Stated problem
Locate the string "variable" in the records below. Copy every line where it occurs.

▬▬▬▬▬▬

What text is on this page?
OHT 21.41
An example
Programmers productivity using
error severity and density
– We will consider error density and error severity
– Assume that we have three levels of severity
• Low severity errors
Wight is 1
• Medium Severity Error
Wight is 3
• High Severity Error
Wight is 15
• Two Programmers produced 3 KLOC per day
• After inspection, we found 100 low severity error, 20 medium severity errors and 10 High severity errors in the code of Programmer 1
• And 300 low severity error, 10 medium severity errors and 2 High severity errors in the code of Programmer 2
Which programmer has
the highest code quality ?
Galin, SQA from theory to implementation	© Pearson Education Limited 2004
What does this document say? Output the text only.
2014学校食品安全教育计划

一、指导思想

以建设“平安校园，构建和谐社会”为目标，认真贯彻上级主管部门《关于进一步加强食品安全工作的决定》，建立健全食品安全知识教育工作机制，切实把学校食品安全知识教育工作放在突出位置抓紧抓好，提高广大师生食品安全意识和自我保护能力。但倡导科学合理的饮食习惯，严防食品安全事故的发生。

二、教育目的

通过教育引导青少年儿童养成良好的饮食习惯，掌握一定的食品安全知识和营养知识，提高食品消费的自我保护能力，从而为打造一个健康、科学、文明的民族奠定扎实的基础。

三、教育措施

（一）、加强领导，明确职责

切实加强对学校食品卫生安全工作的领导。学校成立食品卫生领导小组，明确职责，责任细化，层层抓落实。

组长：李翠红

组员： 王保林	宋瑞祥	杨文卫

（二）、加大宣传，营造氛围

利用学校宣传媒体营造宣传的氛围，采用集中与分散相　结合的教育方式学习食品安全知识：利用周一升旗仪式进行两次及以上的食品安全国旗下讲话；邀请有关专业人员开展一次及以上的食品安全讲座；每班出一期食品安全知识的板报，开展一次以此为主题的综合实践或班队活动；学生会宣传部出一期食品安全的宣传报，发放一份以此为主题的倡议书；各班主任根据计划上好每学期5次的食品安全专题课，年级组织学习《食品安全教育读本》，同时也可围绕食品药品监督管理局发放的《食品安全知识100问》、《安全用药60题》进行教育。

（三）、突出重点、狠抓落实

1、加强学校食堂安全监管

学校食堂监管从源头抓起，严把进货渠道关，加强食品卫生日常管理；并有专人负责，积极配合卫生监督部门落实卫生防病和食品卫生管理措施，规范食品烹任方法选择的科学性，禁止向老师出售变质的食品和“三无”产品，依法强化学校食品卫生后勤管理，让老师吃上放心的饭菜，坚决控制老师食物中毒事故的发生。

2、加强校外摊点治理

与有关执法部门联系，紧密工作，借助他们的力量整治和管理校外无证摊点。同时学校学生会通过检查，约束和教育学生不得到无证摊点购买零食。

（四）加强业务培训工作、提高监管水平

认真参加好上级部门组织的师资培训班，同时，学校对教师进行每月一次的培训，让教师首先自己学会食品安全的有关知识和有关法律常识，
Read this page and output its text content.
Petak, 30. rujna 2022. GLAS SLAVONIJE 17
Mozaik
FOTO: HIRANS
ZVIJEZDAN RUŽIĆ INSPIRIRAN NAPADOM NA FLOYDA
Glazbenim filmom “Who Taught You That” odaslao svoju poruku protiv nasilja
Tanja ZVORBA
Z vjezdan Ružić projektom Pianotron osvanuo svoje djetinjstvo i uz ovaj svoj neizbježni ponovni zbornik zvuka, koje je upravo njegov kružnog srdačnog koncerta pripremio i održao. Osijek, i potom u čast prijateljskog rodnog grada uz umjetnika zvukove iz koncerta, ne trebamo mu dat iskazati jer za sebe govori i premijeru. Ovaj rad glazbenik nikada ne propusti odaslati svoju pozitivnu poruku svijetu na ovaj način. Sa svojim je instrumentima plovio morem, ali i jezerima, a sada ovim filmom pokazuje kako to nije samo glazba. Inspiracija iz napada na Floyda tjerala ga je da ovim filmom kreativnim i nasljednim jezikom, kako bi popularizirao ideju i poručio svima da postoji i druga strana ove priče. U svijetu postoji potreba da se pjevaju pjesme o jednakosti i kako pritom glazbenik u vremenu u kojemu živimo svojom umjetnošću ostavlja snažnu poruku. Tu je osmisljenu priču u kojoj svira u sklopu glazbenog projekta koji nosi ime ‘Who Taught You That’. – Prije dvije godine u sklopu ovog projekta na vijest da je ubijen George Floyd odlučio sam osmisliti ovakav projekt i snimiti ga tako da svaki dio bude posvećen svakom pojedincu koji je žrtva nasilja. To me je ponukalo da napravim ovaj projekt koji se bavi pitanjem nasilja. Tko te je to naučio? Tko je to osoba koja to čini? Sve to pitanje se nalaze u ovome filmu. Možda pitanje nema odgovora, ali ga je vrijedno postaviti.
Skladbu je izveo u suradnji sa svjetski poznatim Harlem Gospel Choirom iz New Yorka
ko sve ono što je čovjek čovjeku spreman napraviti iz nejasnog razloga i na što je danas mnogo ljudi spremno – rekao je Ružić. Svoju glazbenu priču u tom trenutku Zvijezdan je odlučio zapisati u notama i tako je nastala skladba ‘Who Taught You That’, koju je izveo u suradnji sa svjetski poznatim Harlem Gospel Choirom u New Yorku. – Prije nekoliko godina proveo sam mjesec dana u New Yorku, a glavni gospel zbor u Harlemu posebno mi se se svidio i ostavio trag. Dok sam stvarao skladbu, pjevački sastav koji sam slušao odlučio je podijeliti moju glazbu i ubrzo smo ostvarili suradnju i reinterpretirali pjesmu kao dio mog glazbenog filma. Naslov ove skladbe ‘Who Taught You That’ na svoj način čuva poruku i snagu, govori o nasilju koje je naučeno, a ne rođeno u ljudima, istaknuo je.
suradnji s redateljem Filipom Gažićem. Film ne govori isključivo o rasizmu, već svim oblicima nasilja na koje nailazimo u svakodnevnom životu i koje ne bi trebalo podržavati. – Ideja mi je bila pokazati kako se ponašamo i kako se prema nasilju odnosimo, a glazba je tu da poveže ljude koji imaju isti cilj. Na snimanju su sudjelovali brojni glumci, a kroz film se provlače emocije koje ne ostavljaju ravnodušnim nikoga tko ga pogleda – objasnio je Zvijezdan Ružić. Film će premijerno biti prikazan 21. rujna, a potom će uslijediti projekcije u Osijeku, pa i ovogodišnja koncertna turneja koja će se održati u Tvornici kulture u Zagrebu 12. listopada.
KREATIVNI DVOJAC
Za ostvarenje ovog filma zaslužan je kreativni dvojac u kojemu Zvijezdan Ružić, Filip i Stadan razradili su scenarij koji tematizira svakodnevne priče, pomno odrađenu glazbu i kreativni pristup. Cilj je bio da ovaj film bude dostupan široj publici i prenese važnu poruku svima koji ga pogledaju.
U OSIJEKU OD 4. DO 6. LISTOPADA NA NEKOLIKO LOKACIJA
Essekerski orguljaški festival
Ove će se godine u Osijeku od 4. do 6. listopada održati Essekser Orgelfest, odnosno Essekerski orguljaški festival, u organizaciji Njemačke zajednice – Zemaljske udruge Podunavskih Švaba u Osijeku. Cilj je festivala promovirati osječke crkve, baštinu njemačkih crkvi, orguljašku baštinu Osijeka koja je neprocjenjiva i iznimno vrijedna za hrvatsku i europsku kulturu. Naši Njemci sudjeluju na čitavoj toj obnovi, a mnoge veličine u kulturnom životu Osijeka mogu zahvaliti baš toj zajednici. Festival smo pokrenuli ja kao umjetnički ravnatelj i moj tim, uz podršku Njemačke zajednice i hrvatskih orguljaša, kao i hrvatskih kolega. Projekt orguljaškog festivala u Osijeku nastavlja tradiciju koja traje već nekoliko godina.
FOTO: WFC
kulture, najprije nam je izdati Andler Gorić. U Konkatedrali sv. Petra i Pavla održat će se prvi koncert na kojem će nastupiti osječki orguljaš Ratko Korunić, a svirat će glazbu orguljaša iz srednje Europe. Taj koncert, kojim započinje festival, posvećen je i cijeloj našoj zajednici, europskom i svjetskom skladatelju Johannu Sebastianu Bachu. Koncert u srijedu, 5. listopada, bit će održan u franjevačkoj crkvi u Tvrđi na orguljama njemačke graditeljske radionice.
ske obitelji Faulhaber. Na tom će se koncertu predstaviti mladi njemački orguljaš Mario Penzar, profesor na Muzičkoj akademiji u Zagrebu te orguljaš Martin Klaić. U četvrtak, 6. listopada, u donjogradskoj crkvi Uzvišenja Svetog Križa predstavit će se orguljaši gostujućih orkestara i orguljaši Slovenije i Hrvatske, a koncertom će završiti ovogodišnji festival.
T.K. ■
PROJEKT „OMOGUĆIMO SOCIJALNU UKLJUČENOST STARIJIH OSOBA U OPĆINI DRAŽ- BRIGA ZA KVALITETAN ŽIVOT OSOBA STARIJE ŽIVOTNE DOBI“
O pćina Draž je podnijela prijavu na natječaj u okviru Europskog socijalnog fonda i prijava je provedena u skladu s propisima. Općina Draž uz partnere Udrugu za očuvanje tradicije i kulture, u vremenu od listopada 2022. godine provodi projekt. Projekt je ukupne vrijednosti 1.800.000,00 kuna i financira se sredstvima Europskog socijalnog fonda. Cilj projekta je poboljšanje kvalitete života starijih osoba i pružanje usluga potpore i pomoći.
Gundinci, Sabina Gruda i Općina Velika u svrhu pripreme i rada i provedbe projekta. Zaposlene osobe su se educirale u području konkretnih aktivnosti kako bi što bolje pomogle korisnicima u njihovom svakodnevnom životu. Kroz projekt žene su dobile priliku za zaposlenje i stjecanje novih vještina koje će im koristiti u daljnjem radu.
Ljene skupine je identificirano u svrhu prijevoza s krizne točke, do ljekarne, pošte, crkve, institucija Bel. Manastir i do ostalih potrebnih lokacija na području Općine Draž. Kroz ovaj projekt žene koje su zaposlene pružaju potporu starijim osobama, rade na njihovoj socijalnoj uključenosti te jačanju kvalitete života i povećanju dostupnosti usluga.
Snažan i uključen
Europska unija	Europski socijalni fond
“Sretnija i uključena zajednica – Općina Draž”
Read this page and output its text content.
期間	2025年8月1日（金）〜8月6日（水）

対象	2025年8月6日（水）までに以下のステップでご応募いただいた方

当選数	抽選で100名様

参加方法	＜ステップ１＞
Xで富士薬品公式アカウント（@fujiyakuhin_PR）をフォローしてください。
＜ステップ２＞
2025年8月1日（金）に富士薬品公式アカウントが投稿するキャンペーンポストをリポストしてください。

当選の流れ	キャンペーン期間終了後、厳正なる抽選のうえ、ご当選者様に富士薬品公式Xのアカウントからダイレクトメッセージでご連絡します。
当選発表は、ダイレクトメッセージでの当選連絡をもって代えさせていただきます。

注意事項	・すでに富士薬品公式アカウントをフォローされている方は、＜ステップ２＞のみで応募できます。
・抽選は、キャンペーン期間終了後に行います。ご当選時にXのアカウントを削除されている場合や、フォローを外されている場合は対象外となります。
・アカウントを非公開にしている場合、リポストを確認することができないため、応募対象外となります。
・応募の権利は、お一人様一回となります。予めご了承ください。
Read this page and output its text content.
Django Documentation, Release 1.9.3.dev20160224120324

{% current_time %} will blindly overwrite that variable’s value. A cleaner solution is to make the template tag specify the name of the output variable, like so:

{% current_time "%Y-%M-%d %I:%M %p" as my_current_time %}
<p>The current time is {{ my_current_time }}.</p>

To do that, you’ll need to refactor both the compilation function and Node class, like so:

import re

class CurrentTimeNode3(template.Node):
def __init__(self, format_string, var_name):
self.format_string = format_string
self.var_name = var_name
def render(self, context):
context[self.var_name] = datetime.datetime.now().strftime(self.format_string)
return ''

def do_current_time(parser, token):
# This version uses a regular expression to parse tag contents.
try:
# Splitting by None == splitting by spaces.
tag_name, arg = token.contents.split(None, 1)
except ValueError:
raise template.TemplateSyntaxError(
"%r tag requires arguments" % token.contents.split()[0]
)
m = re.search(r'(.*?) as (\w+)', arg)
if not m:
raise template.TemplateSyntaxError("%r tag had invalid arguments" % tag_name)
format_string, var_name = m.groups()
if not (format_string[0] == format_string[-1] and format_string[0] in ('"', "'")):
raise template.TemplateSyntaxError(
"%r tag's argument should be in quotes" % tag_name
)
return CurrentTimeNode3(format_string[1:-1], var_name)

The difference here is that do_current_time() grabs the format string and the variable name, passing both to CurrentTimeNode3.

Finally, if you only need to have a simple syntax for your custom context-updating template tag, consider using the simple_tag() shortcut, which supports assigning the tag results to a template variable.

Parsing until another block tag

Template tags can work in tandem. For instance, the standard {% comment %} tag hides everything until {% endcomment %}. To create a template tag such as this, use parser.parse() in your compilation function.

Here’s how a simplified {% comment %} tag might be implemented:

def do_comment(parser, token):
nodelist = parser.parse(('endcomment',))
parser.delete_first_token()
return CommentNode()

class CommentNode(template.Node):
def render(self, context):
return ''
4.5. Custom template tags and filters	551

▬▬▬▬▬▬

Result for this exercise
{% current_time %} will blindly overwrite that variable’s value. A cleaner solution is to make the template tag specify the name of the output variable, like so:
The difference here is that do_current_time() grabs the format string and the variable name, passing both to CurrentTimeNode3.
Finally, if you only need to have a simple syntax for your custom context-updating template tag, consider using the simple_tag() shortcut, which supports assigning the tag results to a template variable.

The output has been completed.